EXTRACTED DATA >>
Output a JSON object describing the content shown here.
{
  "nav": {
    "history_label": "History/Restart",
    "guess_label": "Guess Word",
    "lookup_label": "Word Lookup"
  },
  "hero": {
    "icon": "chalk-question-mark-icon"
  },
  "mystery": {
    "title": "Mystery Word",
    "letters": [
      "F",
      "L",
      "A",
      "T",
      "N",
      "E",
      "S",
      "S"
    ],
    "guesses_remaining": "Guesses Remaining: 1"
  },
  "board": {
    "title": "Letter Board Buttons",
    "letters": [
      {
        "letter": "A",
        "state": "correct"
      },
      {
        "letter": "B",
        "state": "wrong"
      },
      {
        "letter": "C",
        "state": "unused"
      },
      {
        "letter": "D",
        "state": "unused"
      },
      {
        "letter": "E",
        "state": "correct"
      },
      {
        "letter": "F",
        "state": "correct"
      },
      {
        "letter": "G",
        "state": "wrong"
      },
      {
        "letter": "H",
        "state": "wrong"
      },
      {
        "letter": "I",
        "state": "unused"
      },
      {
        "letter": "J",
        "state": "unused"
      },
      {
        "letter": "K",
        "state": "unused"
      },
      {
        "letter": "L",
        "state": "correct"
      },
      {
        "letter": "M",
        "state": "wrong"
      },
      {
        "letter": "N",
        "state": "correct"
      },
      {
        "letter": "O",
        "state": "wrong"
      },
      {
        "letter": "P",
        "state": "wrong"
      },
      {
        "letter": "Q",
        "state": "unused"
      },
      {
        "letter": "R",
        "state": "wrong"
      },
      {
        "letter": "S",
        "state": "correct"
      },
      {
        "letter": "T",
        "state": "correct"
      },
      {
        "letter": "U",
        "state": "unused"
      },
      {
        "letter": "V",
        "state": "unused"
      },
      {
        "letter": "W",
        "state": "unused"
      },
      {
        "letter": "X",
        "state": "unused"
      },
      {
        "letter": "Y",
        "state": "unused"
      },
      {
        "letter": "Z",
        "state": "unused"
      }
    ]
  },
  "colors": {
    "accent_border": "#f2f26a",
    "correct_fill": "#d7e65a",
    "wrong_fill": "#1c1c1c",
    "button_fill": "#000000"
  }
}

GIVEN EXERCISE >> Set down all of the records shown above once more, exactly.

ANSWER TO THE EXERCISE >>
Output a JSON object describing the content shown here.
{
  "nav": {
    "history_label": "History/Restart",
    "guess_label": "Guess Word",
    "lookup_label": "Word Lookup"
  },
  "hero": {
    "icon": "chalk-question-mark-icon"
  },
  "mystery": {
    "title": "Mystery Word",
    "letters": [
      "F",
      "L",
      "A",
      "T",
      "N",
      "E",
      "S",
      "S"
    ],
    "guesses_remaining": "Guesses Remaining: 1"
  },
  "board": {
    "title": "Letter Board Buttons",
    "letters": [
      {
        "letter": "A",
        "state": "correct"
      },
      {
        "letter": "B",
        "state": "wrong"
      },
      {
        "letter": "C",
        "state": "unused"
      },
      {
        "letter": "D",
        "state": "unused"
      },
      {
        "letter": "E",
        "state": "correct"
      },
      {
        "letter": "F",
        "state": "correct"
      },
      {
        "letter": "G",
        "state": "wrong"
      },
      {
        "letter": "H",
        "state": "wrong"
      },
      {
        "letter": "I",
        "state": "unused"
      },
      {
        "letter": "J",
        "state": "unused"
      },
      {
        "letter": "K",
        "state": "unused"
      },
      {
        "letter": "L",
        "state": "correct"
      },
      {
        "letter": "M",
        "state": "wrong"
      },
      {
        "letter": "N",
        "state": "correct"
      },
      {
        "letter": "O",
        "state": "wrong"
      },
      {
        "letter": "P",
        "state": "wrong"
      },
      {
        "letter": "Q",
        "state": "unused"
      },
      {
        "letter": "R",
        "state": "wrong"
      },
      {
        "letter": "S",
        "state": "correct"
      },
      {
        "letter": "T",
        "state": "correct"
      },
      {
        "letter": "U",
        "state": "unused"
      },
      {
        "letter": "V",
        "state": "unused"
      },
      {
        "letter": "W",
        "state": "unused"
      },
      {
        "letter": "X",
        "state": "unused"
      },
      {
        "letter": "Y",
        "state": "unused"
      },
      {
        "letter": "Z",
        "state": "unused"
      }
    ]
  },
  "colors": {
    "accent_border": "#f2f26a",
    "correct_fill": "#d7e65a",
    "wrong_fill": "#1c1c1c",
    "button_fill": "#000000"
  }
}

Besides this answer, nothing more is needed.